*Collected data*:

***

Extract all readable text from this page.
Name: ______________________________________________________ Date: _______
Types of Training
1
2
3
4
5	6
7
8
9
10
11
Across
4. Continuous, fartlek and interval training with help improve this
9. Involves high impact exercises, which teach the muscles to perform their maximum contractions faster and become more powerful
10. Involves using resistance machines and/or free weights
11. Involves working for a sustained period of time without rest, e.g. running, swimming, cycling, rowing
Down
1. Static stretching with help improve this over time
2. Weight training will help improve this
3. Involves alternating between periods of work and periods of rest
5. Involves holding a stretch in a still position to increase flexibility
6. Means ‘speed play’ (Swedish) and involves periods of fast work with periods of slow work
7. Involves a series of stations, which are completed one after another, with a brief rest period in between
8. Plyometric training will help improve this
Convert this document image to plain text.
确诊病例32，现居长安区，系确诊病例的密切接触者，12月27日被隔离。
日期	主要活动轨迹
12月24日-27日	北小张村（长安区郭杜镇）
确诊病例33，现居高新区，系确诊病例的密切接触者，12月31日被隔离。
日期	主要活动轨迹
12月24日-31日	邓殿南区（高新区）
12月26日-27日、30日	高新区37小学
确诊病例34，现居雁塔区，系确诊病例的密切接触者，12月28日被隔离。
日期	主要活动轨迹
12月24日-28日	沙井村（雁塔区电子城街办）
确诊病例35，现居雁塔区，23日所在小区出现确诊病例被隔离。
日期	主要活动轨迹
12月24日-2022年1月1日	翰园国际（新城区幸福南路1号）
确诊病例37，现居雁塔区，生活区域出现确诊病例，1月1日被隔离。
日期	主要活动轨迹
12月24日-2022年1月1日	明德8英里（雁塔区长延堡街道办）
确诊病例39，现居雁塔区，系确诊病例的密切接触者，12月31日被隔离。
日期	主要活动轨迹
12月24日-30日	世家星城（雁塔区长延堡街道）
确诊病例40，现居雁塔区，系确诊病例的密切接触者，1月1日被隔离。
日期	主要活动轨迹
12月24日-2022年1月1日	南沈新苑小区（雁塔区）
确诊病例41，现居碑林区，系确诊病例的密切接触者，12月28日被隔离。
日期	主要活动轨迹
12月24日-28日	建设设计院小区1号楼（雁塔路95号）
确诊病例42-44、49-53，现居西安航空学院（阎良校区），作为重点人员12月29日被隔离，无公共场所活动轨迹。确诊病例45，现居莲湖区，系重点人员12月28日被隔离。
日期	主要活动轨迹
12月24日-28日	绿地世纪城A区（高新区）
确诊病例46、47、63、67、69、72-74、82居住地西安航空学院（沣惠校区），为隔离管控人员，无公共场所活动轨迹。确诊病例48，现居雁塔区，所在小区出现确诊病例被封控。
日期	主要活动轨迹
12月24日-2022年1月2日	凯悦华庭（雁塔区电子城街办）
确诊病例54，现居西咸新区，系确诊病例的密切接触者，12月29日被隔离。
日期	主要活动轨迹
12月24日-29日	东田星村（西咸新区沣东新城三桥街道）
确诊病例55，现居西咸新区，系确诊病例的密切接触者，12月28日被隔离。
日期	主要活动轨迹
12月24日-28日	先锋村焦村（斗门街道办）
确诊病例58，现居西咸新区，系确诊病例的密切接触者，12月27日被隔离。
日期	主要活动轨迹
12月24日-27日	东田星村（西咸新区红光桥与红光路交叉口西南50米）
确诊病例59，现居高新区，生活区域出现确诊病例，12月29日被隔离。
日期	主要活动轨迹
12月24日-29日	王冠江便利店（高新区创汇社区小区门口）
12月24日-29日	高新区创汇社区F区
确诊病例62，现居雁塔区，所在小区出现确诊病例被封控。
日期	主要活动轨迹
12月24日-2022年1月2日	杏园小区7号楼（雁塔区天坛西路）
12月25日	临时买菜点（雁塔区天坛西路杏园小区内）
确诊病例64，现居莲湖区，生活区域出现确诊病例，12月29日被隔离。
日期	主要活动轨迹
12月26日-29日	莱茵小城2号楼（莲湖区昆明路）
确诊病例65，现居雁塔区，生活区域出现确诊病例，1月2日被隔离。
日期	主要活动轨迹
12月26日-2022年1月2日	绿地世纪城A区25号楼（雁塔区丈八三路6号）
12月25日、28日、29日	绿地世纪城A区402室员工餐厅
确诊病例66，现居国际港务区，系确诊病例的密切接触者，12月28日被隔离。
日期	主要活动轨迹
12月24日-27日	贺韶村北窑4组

***

*The problem*:
Only the number is wanted: how many lines in the entries above contain the string "rest"?

*Output of the task*:
3